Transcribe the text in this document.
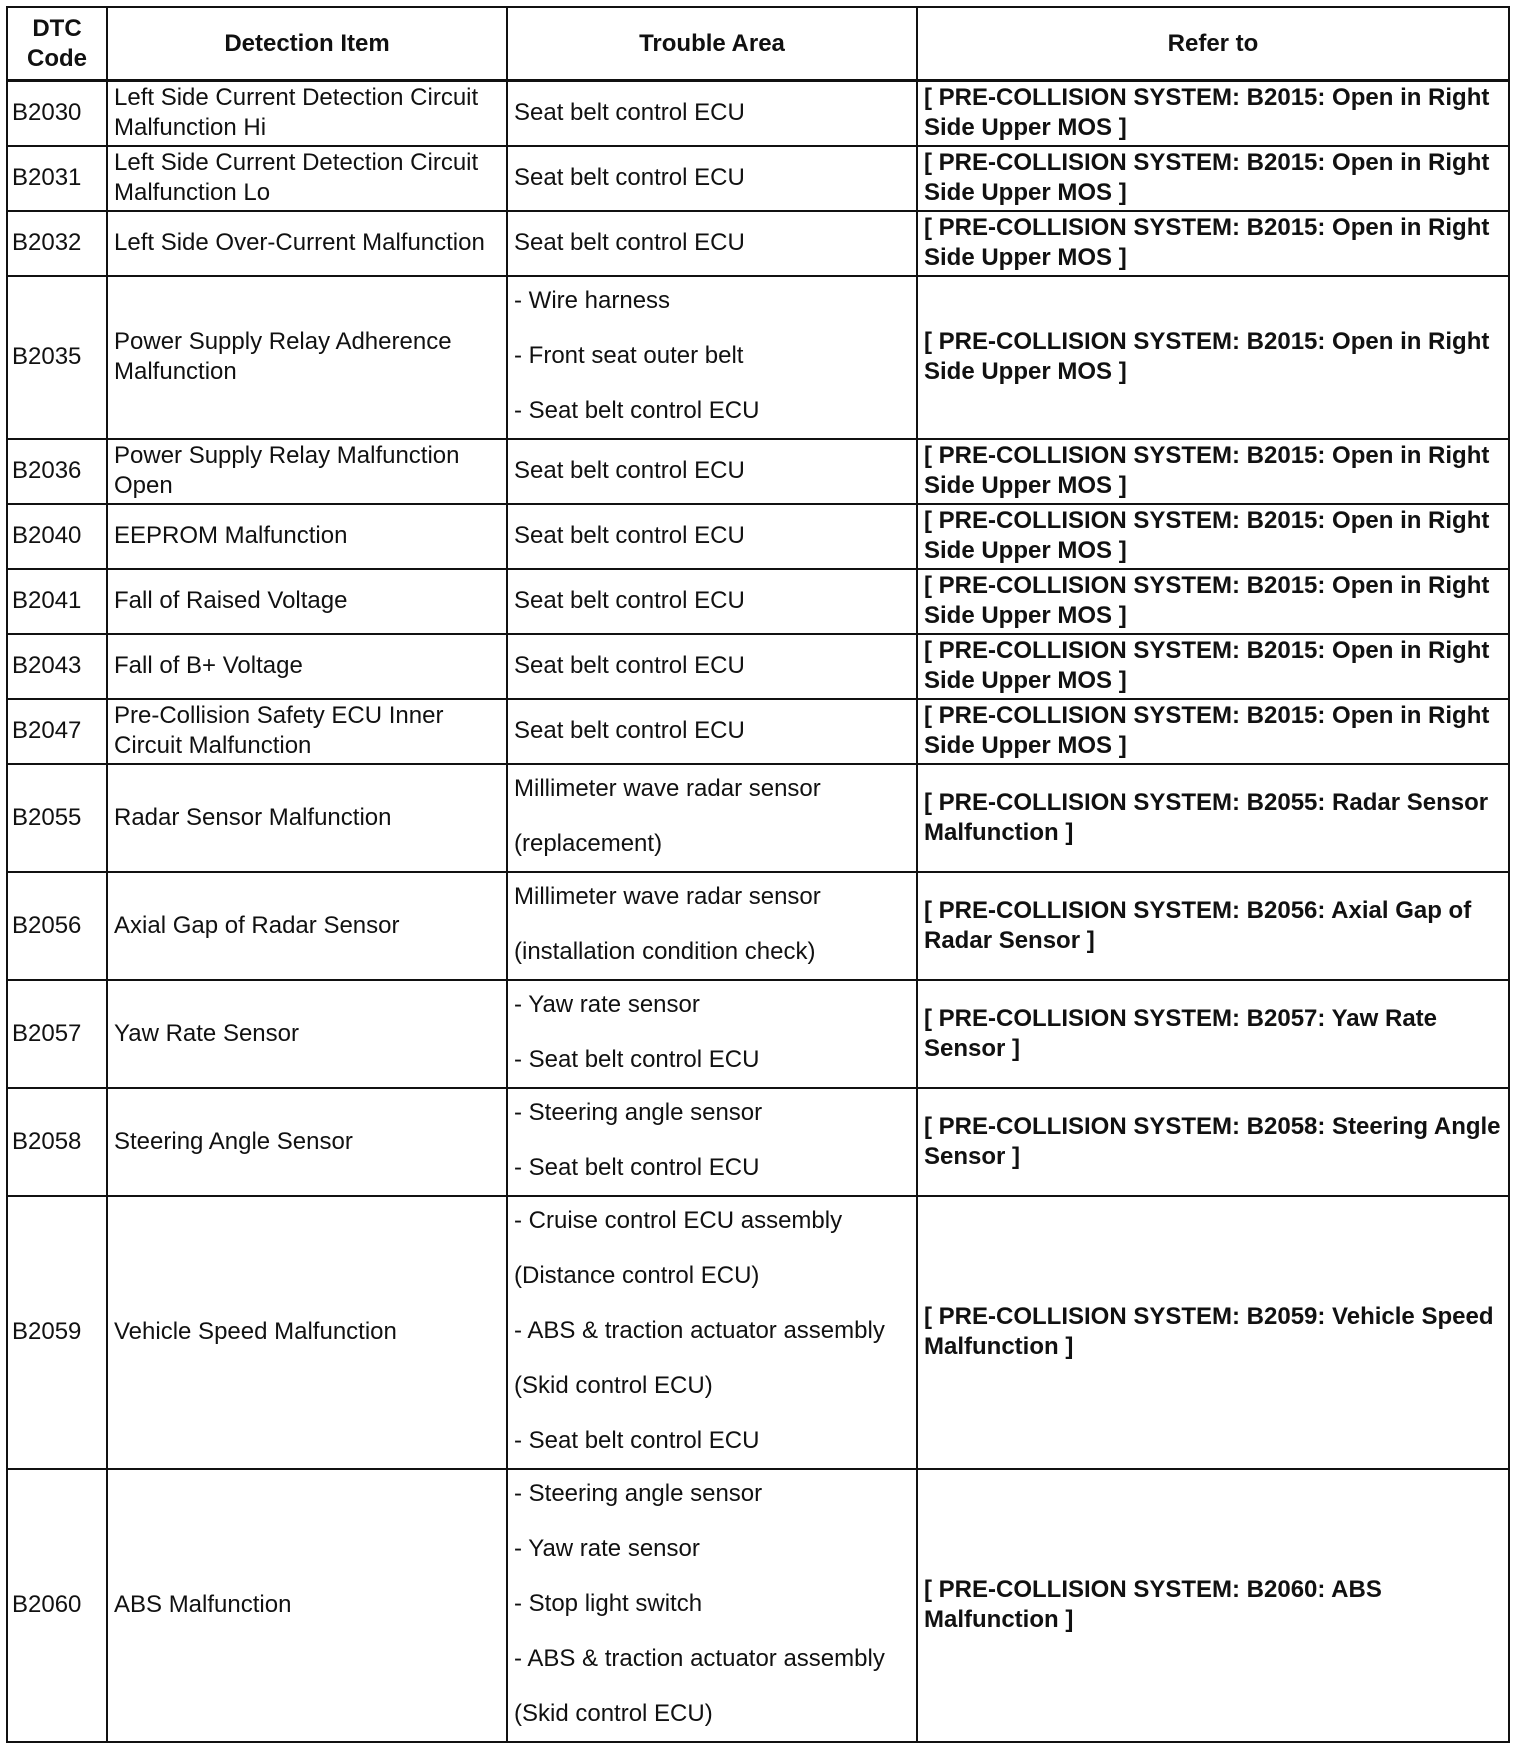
DTC Code	Detection Item	Trouble Area	Refer to
B2030	Left Side Current Detection Circuit Malfunction Hi	Seat belt control ECU	[ PRE-COLLISION SYSTEM: B2015: Open in Right Side Upper MOS ]
B2031	Left Side Current Detection Circuit Malfunction Lo	Seat belt control ECU	[ PRE-COLLISION SYSTEM: B2015: Open in Right Side Upper MOS ]
B2032	Left Side Over-Current Malfunction	Seat belt control ECU	[ PRE-COLLISION SYSTEM: B2015: Open in Right Side Upper MOS ]
B2035	Power Supply Relay Adherence Malfunction	- Wire harness
- Front seat outer belt
- Seat belt control ECU	[ PRE-COLLISION SYSTEM: B2015: Open in Right Side Upper MOS ]
B2036	Power Supply Relay Malfunction Open	Seat belt control ECU	[ PRE-COLLISION SYSTEM: B2015: Open in Right Side Upper MOS ]
B2040	EEPROM Malfunction	Seat belt control ECU	[ PRE-COLLISION SYSTEM: B2015: Open in Right Side Upper MOS ]
B2041	Fall of Raised Voltage	Seat belt control ECU	[ PRE-COLLISION SYSTEM: B2015: Open in Right Side Upper MOS ]
B2043	Fall of B+ Voltage	Seat belt control ECU	[ PRE-COLLISION SYSTEM: B2015: Open in Right Side Upper MOS ]
B2047	Pre-Collision Safety ECU Inner Circuit Malfunction	Seat belt control ECU	[ PRE-COLLISION SYSTEM: B2015: Open in Right Side Upper MOS ]
B2055	Radar Sensor Malfunction	Millimeter wave radar sensor
(replacement)	[ PRE-COLLISION SYSTEM: B2055: Radar Sensor Malfunction ]
B2056	Axial Gap of Radar Sensor	Millimeter wave radar sensor
(installation condition check)	[ PRE-COLLISION SYSTEM: B2056: Axial Gap of Radar Sensor ]
B2057	Yaw Rate Sensor	- Yaw rate sensor
- Seat belt control ECU	[ PRE-COLLISION SYSTEM: B2057: Yaw Rate Sensor ]
B2058	Steering Angle Sensor	- Steering angle sensor
- Seat belt control ECU	[ PRE-COLLISION SYSTEM: B2058: Steering Angle Sensor ]
B2059	Vehicle Speed Malfunction	- Cruise control ECU assembly
(Distance control ECU)
- ABS & traction actuator assembly
(Skid control ECU)
- Seat belt control ECU	[ PRE-COLLISION SYSTEM: B2059: Vehicle Speed Malfunction ]
B2060	ABS Malfunction	- Steering angle sensor
- Yaw rate sensor
- Stop light switch
- ABS & traction actuator assembly
(Skid control ECU)	[ PRE-COLLISION SYSTEM: B2060: ABS Malfunction ]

:: Directions ::
Each line in the listing above that contains "Open" should be copied.

:: Task solution ::
B2030	Left Side Current Detection Circuit Malfunction Hi	Seat belt control ECU	[ PRE-COLLISION SYSTEM: B2015: Open in Right Side Upper MOS ]
B2031	Left Side Current Detection Circuit Malfunction Lo	Seat belt control ECU	[ PRE-COLLISION SYSTEM: B2015: Open in Right Side Upper MOS ]
B2032	Left Side Over-Current Malfunction	Seat belt control ECU	[ PRE-COLLISION SYSTEM: B2015: Open in Right Side Upper MOS ]
- Seat belt control ECU	[ PRE-COLLISION SYSTEM: B2015: Open in Right Side Upper MOS ]
B2036	Power Supply Relay Malfunction Open	Seat belt control ECU	[ PRE-COLLISION SYSTEM: B2015: Open in Right Side Upper MOS ]
B2040	EEPROM Malfunction	Seat belt control ECU	[ PRE-COLLISION SYSTEM: B2015: Open in Right Side Upper MOS ]
B2041	Fall of Raised Voltage	Seat belt control ECU	[ PRE-COLLISION SYSTEM: B2015: Open in Right Side Upper MOS ]
B2043	Fall of B+ Voltage	Seat belt control ECU	[ PRE-COLLISION SYSTEM: B2015: Open in Right Side Upper MOS ]
B2047	Pre-Collision Safety ECU Inner Circuit Malfunction	Seat belt control ECU	[ PRE-COLLISION SYSTEM: B2015: Open in Right Side Upper MOS ]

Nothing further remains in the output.